BEGIN

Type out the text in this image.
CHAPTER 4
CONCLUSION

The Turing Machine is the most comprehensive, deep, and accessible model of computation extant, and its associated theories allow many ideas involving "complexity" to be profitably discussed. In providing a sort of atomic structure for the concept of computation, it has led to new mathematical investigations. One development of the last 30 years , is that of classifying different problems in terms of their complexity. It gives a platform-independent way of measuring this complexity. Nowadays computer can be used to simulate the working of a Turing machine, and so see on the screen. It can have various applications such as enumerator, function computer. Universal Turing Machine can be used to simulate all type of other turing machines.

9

END

* _What the task requires_
Return all the data exactly as given.

* _Answer to this exercise_
Type out the text in this image.
CHAPTER 4
CONCLUSION

The Turing Machine is the most comprehensive, deep, and accessible model of computation extant, and its associated theories allow many ideas involving "complexity" to be profitably discussed. In providing a sort of atomic structure for the concept of computation, it has led to new mathematical investigations. One development of the last 30 years , is that of classifying different problems in terms of their complexity. It gives a platform-independent way of measuring this complexity. Nowadays computer can be used to simulate the working of a Turing machine, and so see on the screen. It can have various applications such as enumerator, function computer. Universal Turing Machine can be used to simulate all type of other turing machines.

9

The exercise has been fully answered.